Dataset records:
** begin **
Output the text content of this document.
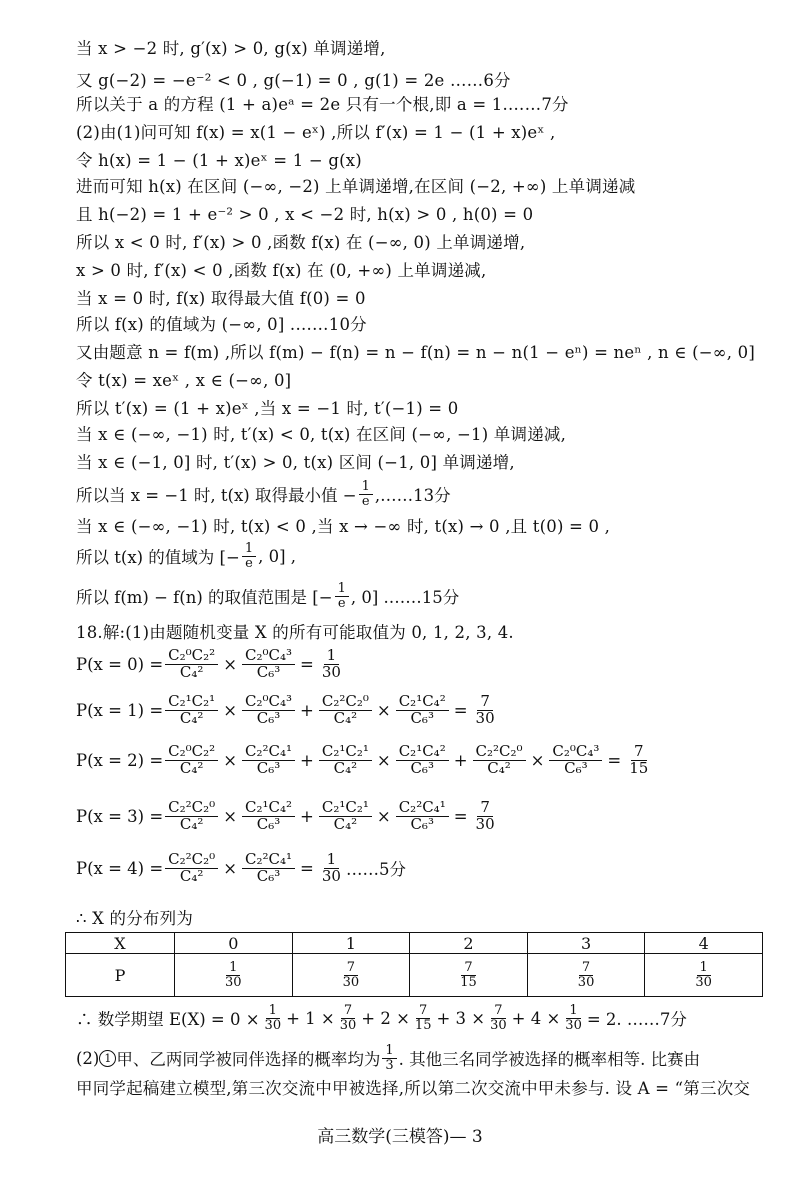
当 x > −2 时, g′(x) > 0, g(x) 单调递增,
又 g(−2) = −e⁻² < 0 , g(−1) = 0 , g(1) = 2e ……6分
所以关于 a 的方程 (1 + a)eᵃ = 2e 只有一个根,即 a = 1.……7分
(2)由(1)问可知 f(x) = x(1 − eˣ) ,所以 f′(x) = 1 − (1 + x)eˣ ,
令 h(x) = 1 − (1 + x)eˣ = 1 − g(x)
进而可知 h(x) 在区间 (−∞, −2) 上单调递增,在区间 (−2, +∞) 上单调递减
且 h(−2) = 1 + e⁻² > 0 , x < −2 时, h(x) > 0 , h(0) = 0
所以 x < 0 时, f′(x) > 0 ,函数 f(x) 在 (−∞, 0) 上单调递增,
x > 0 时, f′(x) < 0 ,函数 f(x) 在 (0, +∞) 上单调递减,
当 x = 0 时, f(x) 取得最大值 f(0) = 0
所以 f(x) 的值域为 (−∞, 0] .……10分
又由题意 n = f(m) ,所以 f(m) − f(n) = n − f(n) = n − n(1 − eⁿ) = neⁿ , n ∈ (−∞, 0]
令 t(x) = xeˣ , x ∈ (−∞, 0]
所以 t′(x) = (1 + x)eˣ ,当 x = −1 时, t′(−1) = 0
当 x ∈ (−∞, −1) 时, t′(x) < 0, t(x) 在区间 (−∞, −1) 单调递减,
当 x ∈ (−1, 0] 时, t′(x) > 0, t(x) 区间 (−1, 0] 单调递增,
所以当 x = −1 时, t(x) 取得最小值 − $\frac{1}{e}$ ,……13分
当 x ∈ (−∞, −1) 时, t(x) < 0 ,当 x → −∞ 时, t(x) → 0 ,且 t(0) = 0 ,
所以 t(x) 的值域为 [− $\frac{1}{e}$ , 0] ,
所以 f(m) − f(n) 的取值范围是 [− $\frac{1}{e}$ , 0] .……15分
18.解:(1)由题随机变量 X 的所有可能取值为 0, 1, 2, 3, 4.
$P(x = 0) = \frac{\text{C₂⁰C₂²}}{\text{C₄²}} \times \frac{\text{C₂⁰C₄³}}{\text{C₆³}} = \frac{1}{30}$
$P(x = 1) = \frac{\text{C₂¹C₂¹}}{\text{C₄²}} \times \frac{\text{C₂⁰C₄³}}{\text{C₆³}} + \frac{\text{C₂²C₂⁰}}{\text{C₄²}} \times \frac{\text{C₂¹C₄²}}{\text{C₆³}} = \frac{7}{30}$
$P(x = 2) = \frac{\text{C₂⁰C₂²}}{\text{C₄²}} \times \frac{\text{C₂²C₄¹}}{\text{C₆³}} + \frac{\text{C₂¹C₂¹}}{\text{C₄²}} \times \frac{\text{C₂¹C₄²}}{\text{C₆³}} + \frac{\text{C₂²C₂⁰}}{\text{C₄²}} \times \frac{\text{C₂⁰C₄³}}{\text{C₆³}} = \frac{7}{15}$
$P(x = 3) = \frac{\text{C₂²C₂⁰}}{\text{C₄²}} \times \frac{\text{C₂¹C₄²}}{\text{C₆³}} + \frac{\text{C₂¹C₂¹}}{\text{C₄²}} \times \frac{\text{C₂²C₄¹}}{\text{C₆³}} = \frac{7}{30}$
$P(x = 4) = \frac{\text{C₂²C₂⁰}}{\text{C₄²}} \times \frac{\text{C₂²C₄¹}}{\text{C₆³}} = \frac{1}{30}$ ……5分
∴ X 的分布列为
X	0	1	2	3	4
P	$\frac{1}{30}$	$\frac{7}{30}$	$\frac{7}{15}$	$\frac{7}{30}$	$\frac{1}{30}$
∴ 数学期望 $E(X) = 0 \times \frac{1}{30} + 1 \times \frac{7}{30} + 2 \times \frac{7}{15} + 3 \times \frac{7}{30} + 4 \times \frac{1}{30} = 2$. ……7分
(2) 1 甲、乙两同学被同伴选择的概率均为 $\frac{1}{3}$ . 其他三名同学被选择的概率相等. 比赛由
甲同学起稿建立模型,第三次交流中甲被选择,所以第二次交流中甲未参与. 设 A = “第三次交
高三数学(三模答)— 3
** end **
The exercise:
Write down every line of the data above that includes the string "C₂²C₂⁰".

Solution to the problem:
$P(x = 1) = \frac{\text{C₂¹C₂¹}}{\text{C₄²}} \times \frac{\text{C₂⁰C₄³}}{\text{C₆³}} + \frac{\text{C₂²C₂⁰}}{\text{C₄²}} \times \frac{\text{C₂¹C₄²}}{\text{C₆³}} = \frac{7}{30}$
$P(x = 2) = \frac{\text{C₂⁰C₂²}}{\text{C₄²}} \times \frac{\text{C₂²C₄¹}}{\text{C₆³}} + \frac{\text{C₂¹C₂¹}}{\text{C₄²}} \times \frac{\text{C₂¹C₄²}}{\text{C₆³}} + \frac{\text{C₂²C₂⁰}}{\text{C₄²}} \times \frac{\text{C₂⁰C₄³}}{\text{C₆³}} = \frac{7}{15}$
$P(x = 3) = \frac{\text{C₂²C₂⁰}}{\text{C₄²}} \times \frac{\text{C₂¹C₄²}}{\text{C₆³}} + \frac{\text{C₂¹C₂¹}}{\text{C₄²}} \times \frac{\text{C₂²C₄¹}}{\text{C₆³}} = \frac{7}{30}$
$P(x = 4) = \frac{\text{C₂²C₂⁰}}{\text{C₄²}} \times \frac{\text{C₂²C₄¹}}{\text{C₆³}} = \frac{1}{30}$ ……5分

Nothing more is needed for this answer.